**Work required**. Repeat the full listing below verbatim and keep the images out.

**Dataset items**.
++++++++

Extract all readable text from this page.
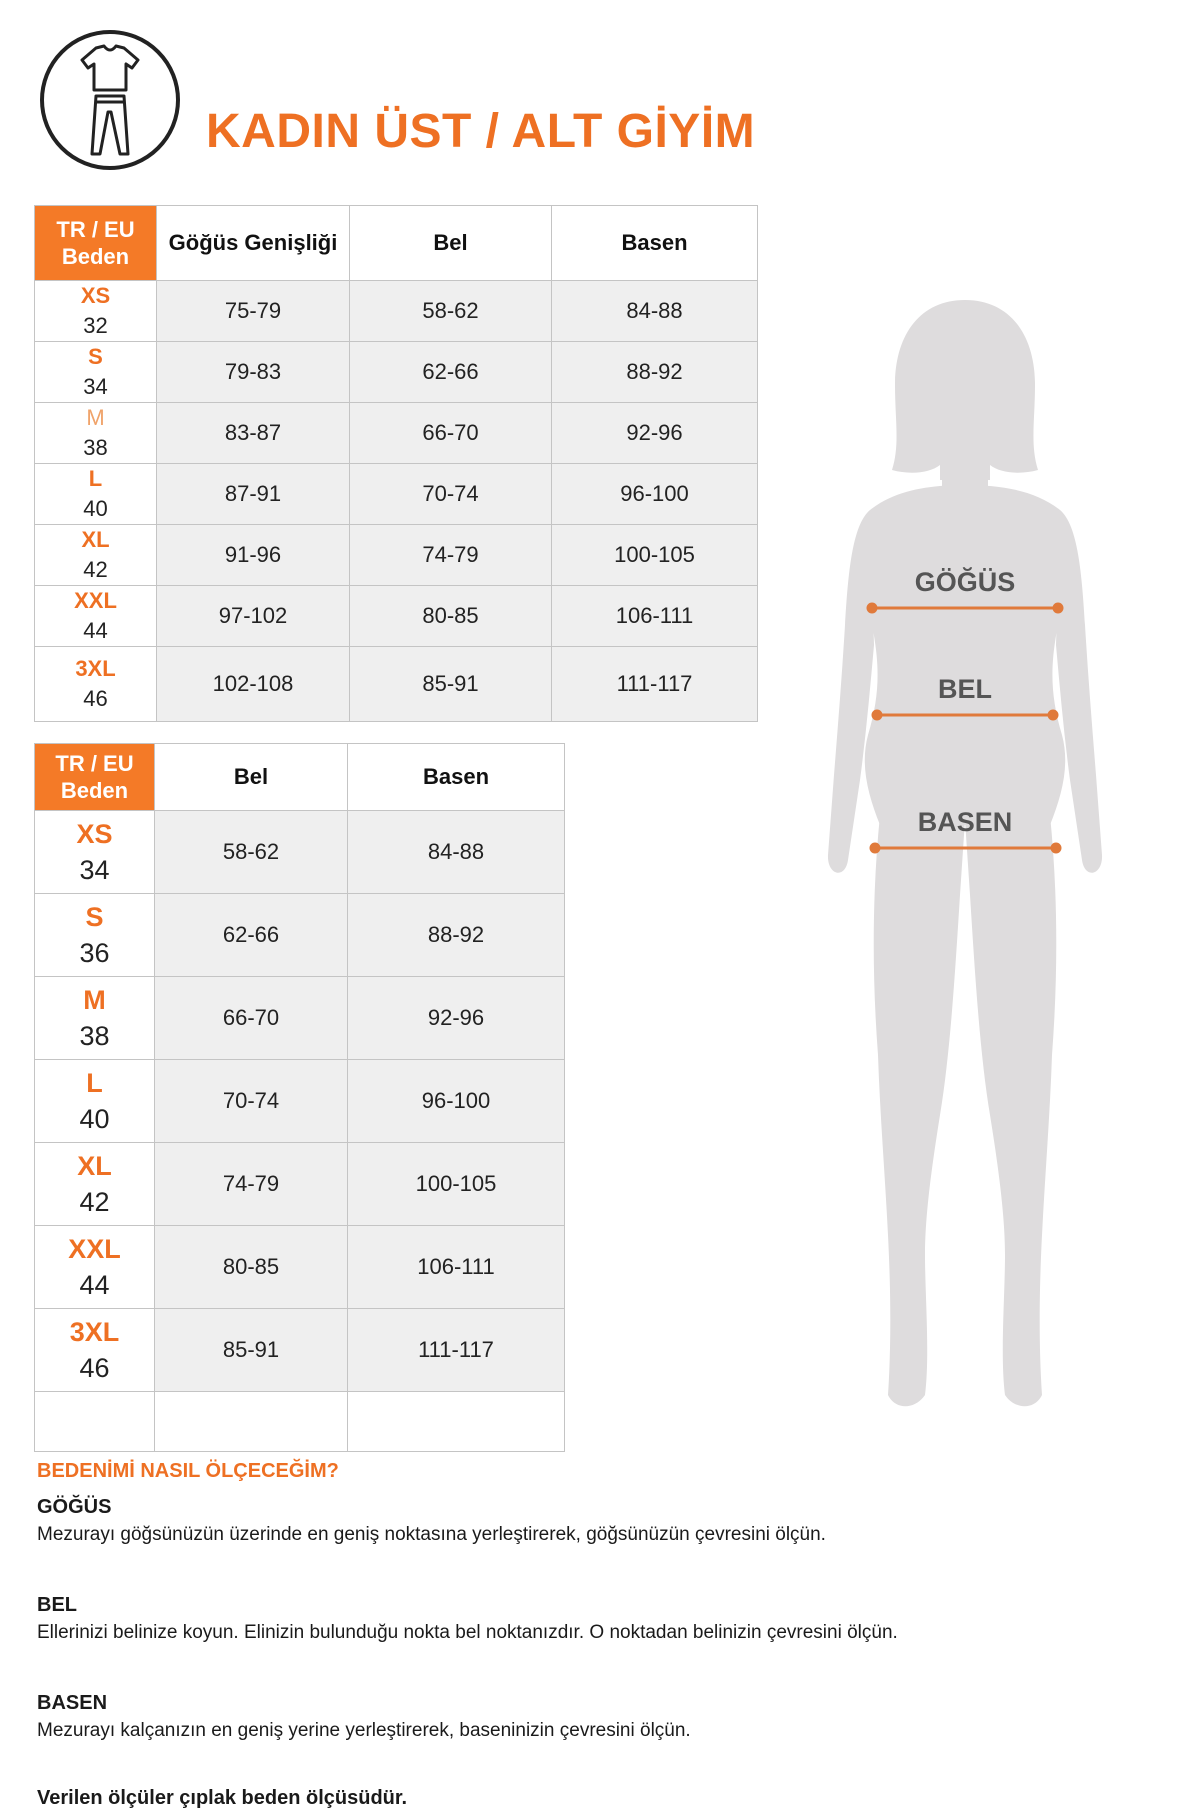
KADIN ÜST / ALT GİYİM
TR / EU Beden	Göğüs Genişliği	Bel	Basen

XS
32	75-79	58-62	84-88

S
34	79-83	62-66	88-92

M
38	83-87	66-70	92-96

L
40	87-91	70-74	96-100

XL
42	91-96	74-79	100-105

XXL
44	97-102	80-85	106-111

3XL
46	102-108	85-91	111-117
TR / EU Beden	Bel	Basen

XS
34	58-62	84-88

S
36	62-66	88-92

M
38	66-70	92-96

L
40	70-74	96-100

XL
42	74-79	100-105

XXL
44	80-85	106-111

3XL
46	85-91	111-117

GÖĞÜS
BEL
BASEN

BEDENİMİ NASIL ÖLÇECEĞİM?

GÖĞÜS

Mezurayı göğsünüzün üzerinde en geniş noktasına yerleştirerek, göğsünüzün çevresini ölçün.

BEL

Ellerinizi belinize koyun. Elinizin bulunduğu nokta bel noktanızdır. O noktadan belinizin çevresini ölçün.

BASEN

Mezurayı kalçanızın en geniş yerine yerleştirerek, baseninizin çevresini ölçün.

Verilen ölçüler çıplak beden ölçüsüdür.
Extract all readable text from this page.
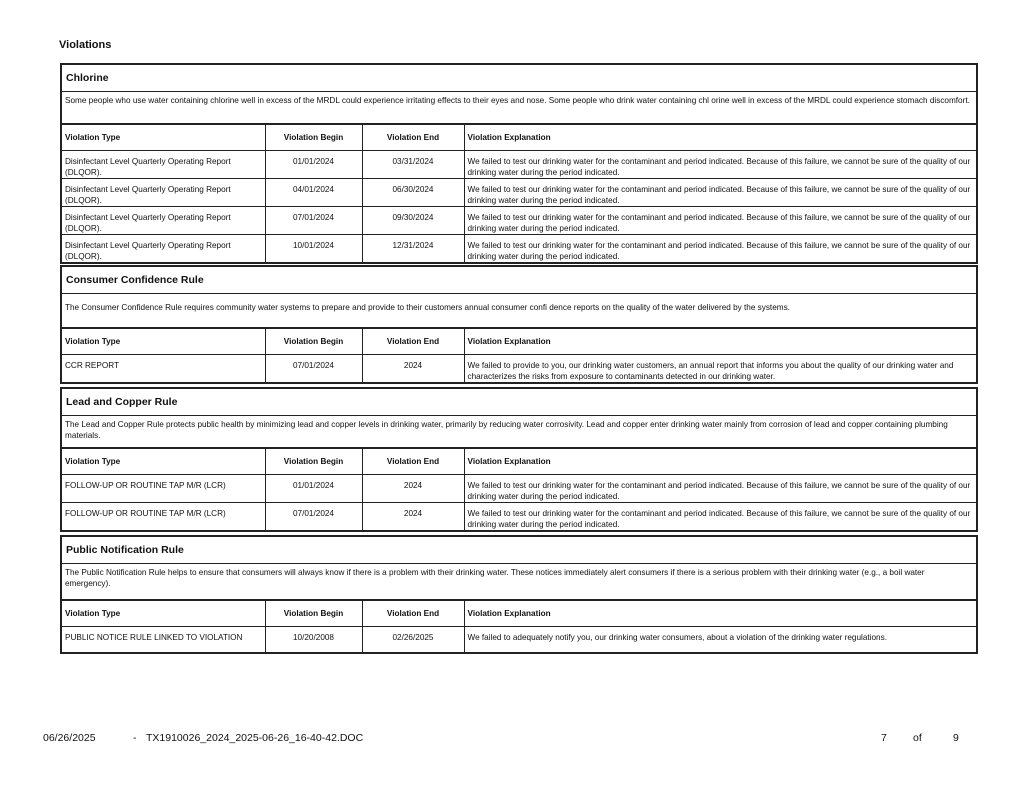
Violations
Chlorine
Some people who use water containing chlorine well in excess of the MRDL could experience irritating effects to their eyes and nose. Some people who drink water containing chl orine well in excess of the MRDL could experience stomach discomfort.
Violation Type	Violation Begin	Violation End	Violation Explanation
Disinfectant Level Quarterly Operating Report (DLQOR).	01/01/2024	03/31/2024	We failed to test our drinking water for the contaminant and period indicated. Because of this failure, we cannot be sure of the quality of our drinking water during the period indicated.
Disinfectant Level Quarterly Operating Report (DLQOR).	04/01/2024	06/30/2024	We failed to test our drinking water for the contaminant and period indicated. Because of this failure, we cannot be sure of the quality of our drinking water during the period indicated.
Disinfectant Level Quarterly Operating Report (DLQOR).	07/01/2024	09/30/2024	We failed to test our drinking water for the contaminant and period indicated. Because of this failure, we cannot be sure of the quality of our drinking water during the period indicated.
Disinfectant Level Quarterly Operating Report (DLQOR).	10/01/2024	12/31/2024	We failed to test our drinking water for the contaminant and period indicated. Because of this failure, we cannot be sure of the quality of our drinking water during the period indicated.
Consumer Confidence Rule
The Consumer Confidence Rule requires community water systems to prepare and provide to their customers annual consumer confi dence reports on the quality of the water delivered by the systems.
Violation Type	Violation Begin	Violation End	Violation Explanation
CCR REPORT	07/01/2024	2024	We failed to provide to you, our drinking water customers, an annual report that informs you about the quality of our drinking water and characterizes the risks from exposure to contaminants detected in our drinking water.
Lead and Copper Rule
The Lead and Copper Rule protects public health by minimizing lead and copper levels in drinking water, primarily by reducing water corrosivity. Lead and copper enter drinking water mainly from corrosion of lead and copper containing plumbing materials.
Violation Type	Violation Begin	Violation End	Violation Explanation
FOLLOW-UP OR ROUTINE TAP M/R (LCR)	01/01/2024	2024	We failed to test our drinking water for the contaminant and period indicated. Because of this failure, we cannot be sure of the quality of our drinking water during the period indicated.
FOLLOW-UP OR ROUTINE TAP M/R (LCR)	07/01/2024	2024	We failed to test our drinking water for the contaminant and period indicated. Because of this failure, we cannot be sure of the quality of our drinking water during the period indicated.
Public Notification Rule
The Public Notification Rule helps to ensure that consumers will always know if there is a problem with their drinking water. These notices immediately alert consumers if there is a serious problem with their drinking water (e.g., a boil water emergency).
Violation Type	Violation Begin	Violation End	Violation Explanation
PUBLIC NOTICE RULE LINKED TO VIOLATION	10/20/2008	02/26/2025	We failed to adequately notify you, our drinking water consumers, about a violation of the drinking water regulations.
06/26/2025	- TX1910026_2024_2025-06-26_16-40-42.DOC	7 of	9
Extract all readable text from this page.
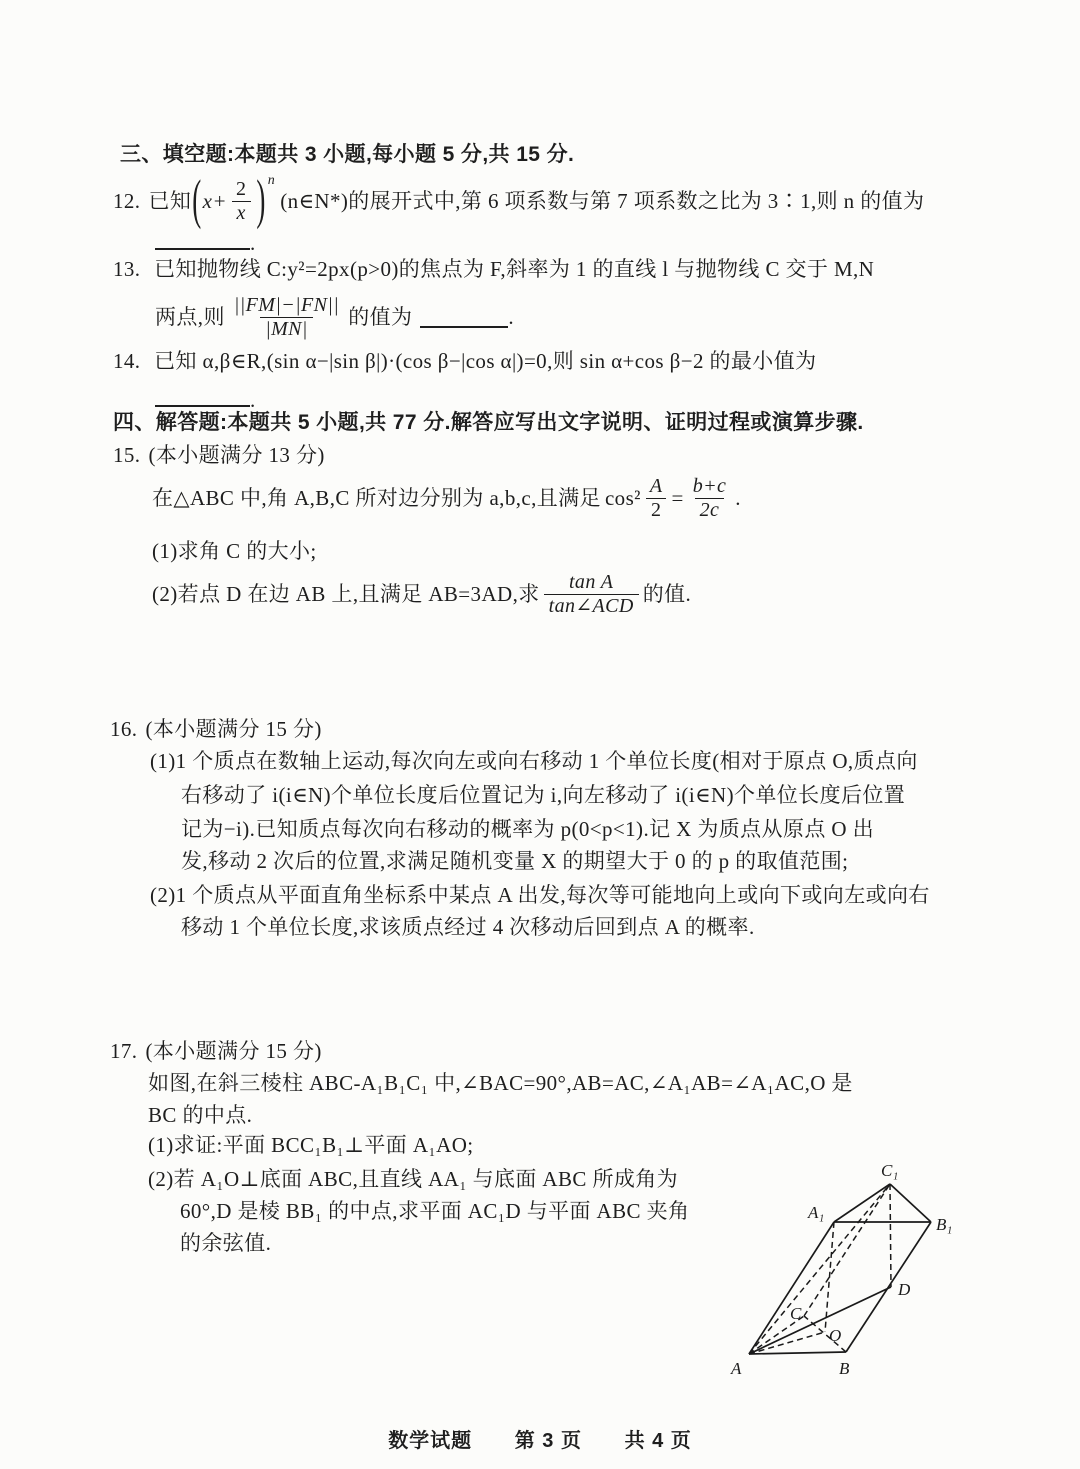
三、填空题:本题共 3 小题,每小题 5 分,共 15 分.
12. 已知 ( $x+ \frac{2}{x}$ ) n
(n∈N*)的展开式中,第 6 项系数与第 7 项系数之比为 3∶1,则 n 的值为
.
13. 已知抛物线 C:y²=2px(p>0)的焦点为 F,斜率为 1 的直线 l 与抛物线 C 交于 M,N
两点,则 $\frac{||FM|-|FN||}{|MN|}$ 的值为	.
14. 已知 α,β∈R,(sin α−|sin β|)·(cos β−|cos α|)=0,则 sin α+cos β−2 的最小值为
.
四、解答题:本题共 5 小题,共 77 分.解答应写出文字说明、证明过程或演算步骤.
15. (本小题满分 13 分)
在△ABC 中,角 A,B,C 所对边分别为 a,b,c,且满足 $\cos^2 \frac{A}{2} = \frac{b+c}{2c}$ .
(1)求角 C 的大小;
(2)若点 D 在边 AB 上,且满足 AB=3AD,求 $\frac{\text{tan A}}{\text{tan∠ACD}}$ 的值.
16. (本小题满分 15 分)
(1)1 个质点在数轴上运动,每次向左或向右移动 1 个单位长度(相对于原点 O,质点向
右移动了 i(i∈N)个单位长度后位置记为 i,向左移动了 i(i∈N)个单位长度后位置
记为−i).已知质点每次向右移动的概率为 p(0<p<1).记 X 为质点从原点 O 出
发,移动 2 次后的位置,求满足随机变量 X 的期望大于 0 的 p 的取值范围;
(2)1 个质点从平面直角坐标系中某点 A 出发,每次等可能地向上或向下或向左或向右
移动 1 个单位长度,求该质点经过 4 次移动后回到点 A 的概率.
17. (本小题满分 15 分)
如图,在斜三棱柱 ABC-A₁B₁C₁ 中,∠BAC=90°,AB=AC,∠A₁AB=∠A₁AC,O 是
BC 的中点.
(1)求证:平面 BCC₁B₁⊥平面 A₁AO;
(2)若 A₁O⊥底面 ABC,且直线 AA₁ 与底面 ABC 所成角为
60°,D 是棱 BB₁ 的中点,求平面 AC₁D 与平面 ABC 夹角
的余弦值.
A	B
C
O
D
A₁
B₁
C₁
数学试题 第 3 页 共 4 页
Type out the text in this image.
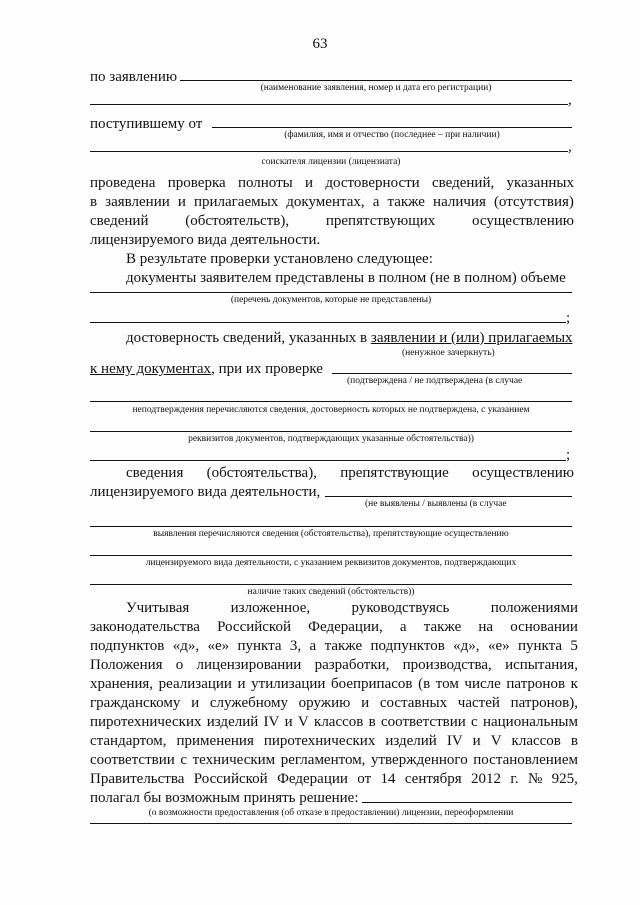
63
по заявлению
(наименование заявления, номер и дата его регистрации)
,
поступившему от
(фамилия, имя и отчество (последнее – при наличии)
,
соискателя лицензии (лицензиата)
проведена проверка полноты и достоверности сведений, указанных
в заявлении и прилагаемых документах, а также наличия (отсутствия)
сведений (обстоятельств), препятствующих осуществлению
лицензируемого вида деятельности.
В результате проверки установлено следующее:
документы заявителем представлены в полном (не в полном) объеме
(перечень документов, которые не представлены)
;
достоверность сведений, указанных в заявлении и (или) прилагаемых
(ненужное зачеркнуть)
к нему документах, при их проверке
(подтверждена / не подтверждена (в случае
неподтверждения перечисляются сведения, достоверность которых не подтверждена, с указанием
реквизитов документов, подтверждающих указанные обстоятельства))
;
сведения (обстоятельства), препятствующие осуществлению
лицензируемого вида деятельности,
(не выявлены / выявлены (в случае
выявления перечисляются сведения (обстоятельства), препятствующие осуществлению
лицензируемого вида деятельности, с указанием реквизитов документов, подтверждающих
наличие таких сведений (обстоятельств))
Учитывая	изложенное,	руководствуясь	положениями
законодательства Российской Федерации, а также на основании
подпунктов «д», «е» пункта 3, а также подпунктов «д», «е» пункта 5
Положения о лицензировании разработки, производства, испытания,
хранения, реализации и утилизации боеприпасов (в том числе патронов к
гражданскому и служебному оружию и составных частей патронов),
пиротехнических изделий IV и V классов в соответствии с национальным
стандартом, применения пиротехнических изделий IV и V классов в
соответствии с техническим регламентом, утвержденного постановлением
Правительства Российской Федерации от 14 сентября 2012 г. № 925,
полагал бы возможным принять решение:
(о возможности предоставления (об отказе в предоставлении) лицензии, переоформлении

++++++++

**Correct response**.
Extract all readable text from this page.
KADIN ÜST / ALT GİYİM
TR / EU Beden	Göğüs Genişliği	Bel	Basen

XS
32	75-79	58-62	84-88

S
34	79-83	62-66	88-92

M
38	83-87	66-70	92-96

L
40	87-91	70-74	96-100

XL
42	91-96	74-79	100-105

XXL
44	97-102	80-85	106-111

3XL
46	102-108	85-91	111-117
TR / EU Beden	Bel	Basen

XS
34	58-62	84-88

S
36	62-66	88-92

M
38	66-70	92-96

L
40	70-74	96-100

XL
42	74-79	100-105

XXL
44	80-85	106-111

3XL
46	85-91	111-117

GÖĞÜS
BEL
BASEN

BEDENİMİ NASIL ÖLÇECEĞİM?

GÖĞÜS

Mezurayı göğsünüzün üzerinde en geniş noktasına yerleştirerek, göğsünüzün çevresini ölçün.

BEL

Ellerinizi belinize koyun. Elinizin bulunduğu nokta bel noktanızdır. O noktadan belinizin çevresini ölçün.

BASEN

Mezurayı kalçanızın en geniş yerine yerleştirerek, baseninizin çevresini ölçün.

Verilen ölçüler çıplak beden ölçüsüdür.
Extract all readable text from this page.
Violations
Chlorine
Some people who use water containing chlorine well in excess of the MRDL could experience irritating effects to their eyes and nose. Some people who drink water containing chl orine well in excess of the MRDL could experience stomach discomfort.
Violation Type	Violation Begin	Violation End	Violation Explanation
Disinfectant Level Quarterly Operating Report (DLQOR).	01/01/2024	03/31/2024	We failed to test our drinking water for the contaminant and period indicated. Because of this failure, we cannot be sure of the quality of our drinking water during the period indicated.
Disinfectant Level Quarterly Operating Report (DLQOR).	04/01/2024	06/30/2024	We failed to test our drinking water for the contaminant and period indicated. Because of this failure, we cannot be sure of the quality of our drinking water during the period indicated.
Disinfectant Level Quarterly Operating Report (DLQOR).	07/01/2024	09/30/2024	We failed to test our drinking water for the contaminant and period indicated. Because of this failure, we cannot be sure of the quality of our drinking water during the period indicated.
Disinfectant Level Quarterly Operating Report (DLQOR).	10/01/2024	12/31/2024	We failed to test our drinking water for the contaminant and period indicated. Because of this failure, we cannot be sure of the quality of our drinking water during the period indicated.
Consumer Confidence Rule
The Consumer Confidence Rule requires community water systems to prepare and provide to their customers annual consumer confi dence reports on the quality of the water delivered by the systems.
Violation Type	Violation Begin	Violation End	Violation Explanation
CCR REPORT	07/01/2024	2024	We failed to provide to you, our drinking water customers, an annual report that informs you about the quality of our drinking water and characterizes the risks from exposure to contaminants detected in our drinking water.
Lead and Copper Rule
The Lead and Copper Rule protects public health by minimizing lead and copper levels in drinking water, primarily by reducing water corrosivity. Lead and copper enter drinking water mainly from corrosion of lead and copper containing plumbing materials.
Violation Type	Violation Begin	Violation End	Violation Explanation
FOLLOW-UP OR ROUTINE TAP M/R (LCR)	01/01/2024	2024	We failed to test our drinking water for the contaminant and period indicated. Because of this failure, we cannot be sure of the quality of our drinking water during the period indicated.
FOLLOW-UP OR ROUTINE TAP M/R (LCR)	07/01/2024	2024	We failed to test our drinking water for the contaminant and period indicated. Because of this failure, we cannot be sure of the quality of our drinking water during the period indicated.
Public Notification Rule
The Public Notification Rule helps to ensure that consumers will always know if there is a problem with their drinking water. These notices immediately alert consumers if there is a serious problem with their drinking water (e.g., a boil water emergency).
Violation Type	Violation Begin	Violation End	Violation Explanation
PUBLIC NOTICE RULE LINKED TO VIOLATION	10/20/2008	02/26/2025	We failed to adequately notify you, our drinking water consumers, about a violation of the drinking water regulations.
06/26/2025	- TX1910026_2024_2025-06-26_16-40-42.DOC	7 of	9
Extract all readable text from this page.
三、填空题:本题共 3 小题,每小题 5 分,共 15 分.
12. 已知 ( $x+ \frac{2}{x}$ ) n
(n∈N*)的展开式中,第 6 项系数与第 7 项系数之比为 3∶1,则 n 的值为
.
13. 已知抛物线 C:y²=2px(p>0)的焦点为 F,斜率为 1 的直线 l 与抛物线 C 交于 M,N
两点,则 $\frac{||FM|-|FN||}{|MN|}$ 的值为	.
14. 已知 α,β∈R,(sin α−|sin β|)·(cos β−|cos α|)=0,则 sin α+cos β−2 的最小值为
.
四、解答题:本题共 5 小题,共 77 分.解答应写出文字说明、证明过程或演算步骤.
15. (本小题满分 13 分)
在△ABC 中,角 A,B,C 所对边分别为 a,b,c,且满足 $\cos^2 \frac{A}{2} = \frac{b+c}{2c}$ .
(1)求角 C 的大小;
(2)若点 D 在边 AB 上,且满足 AB=3AD,求 $\frac{\text{tan A}}{\text{tan∠ACD}}$ 的值.
16. (本小题满分 15 分)
(1)1 个质点在数轴上运动,每次向左或向右移动 1 个单位长度(相对于原点 O,质点向
右移动了 i(i∈N)个单位长度后位置记为 i,向左移动了 i(i∈N)个单位长度后位置
记为−i).已知质点每次向右移动的概率为 p(0<p<1).记 X 为质点从原点 O 出
发,移动 2 次后的位置,求满足随机变量 X 的期望大于 0 的 p 的取值范围;
(2)1 个质点从平面直角坐标系中某点 A 出发,每次等可能地向上或向下或向左或向右
移动 1 个单位长度,求该质点经过 4 次移动后回到点 A 的概率.
17. (本小题满分 15 分)
如图,在斜三棱柱 ABC-A₁B₁C₁ 中,∠BAC=90°,AB=AC,∠A₁AB=∠A₁AC,O 是
BC 的中点.
(1)求证:平面 BCC₁B₁⊥平面 A₁AO;
(2)若 A₁O⊥底面 ABC,且直线 AA₁ 与底面 ABC 所成角为
60°,D 是棱 BB₁ 的中点,求平面 AC₁D 与平面 ABC 夹角
的余弦值.
A	B
C
O
D
A₁
B₁
C₁
数学试题 第 3 页 共 4 页
Type out the text in this image.
63
по заявлению
(наименование заявления, номер и дата его регистрации)
,
поступившему от
(фамилия, имя и отчество (последнее – при наличии)
,
соискателя лицензии (лицензиата)
проведена проверка полноты и достоверности сведений, указанных
в заявлении и прилагаемых документах, а также наличия (отсутствия)
сведений (обстоятельств), препятствующих осуществлению
лицензируемого вида деятельности.
В результате проверки установлено следующее:
документы заявителем представлены в полном (не в полном) объеме
(перечень документов, которые не представлены)
;
достоверность сведений, указанных в заявлении и (или) прилагаемых
(ненужное зачеркнуть)
к нему документах, при их проверке
(подтверждена / не подтверждена (в случае
неподтверждения перечисляются сведения, достоверность которых не подтверждена, с указанием
реквизитов документов, подтверждающих указанные обстоятельства))
;
сведения (обстоятельства), препятствующие осуществлению
лицензируемого вида деятельности,
(не выявлены / выявлены (в случае
выявления перечисляются сведения (обстоятельства), препятствующие осуществлению
лицензируемого вида деятельности, с указанием реквизитов документов, подтверждающих
наличие таких сведений (обстоятельств))
Учитывая	изложенное,	руководствуясь	положениями
законодательства Российской Федерации, а также на основании
подпунктов «д», «е» пункта 3, а также подпунктов «д», «е» пункта 5
Положения о лицензировании разработки, производства, испытания,
хранения, реализации и утилизации боеприпасов (в том числе патронов к
гражданскому и служебному оружию и составных частей патронов),
пиротехнических изделий IV и V классов в соответствии с национальным
стандартом, применения пиротехнических изделий IV и V классов в
соответствии с техническим регламентом, утвержденного постановлением
Правительства Российской Федерации от 14 сентября 2012 г. № 925,
полагал бы возможным принять решение:
(о возможности предоставления (об отказе в предоставлении) лицензии, переоформлении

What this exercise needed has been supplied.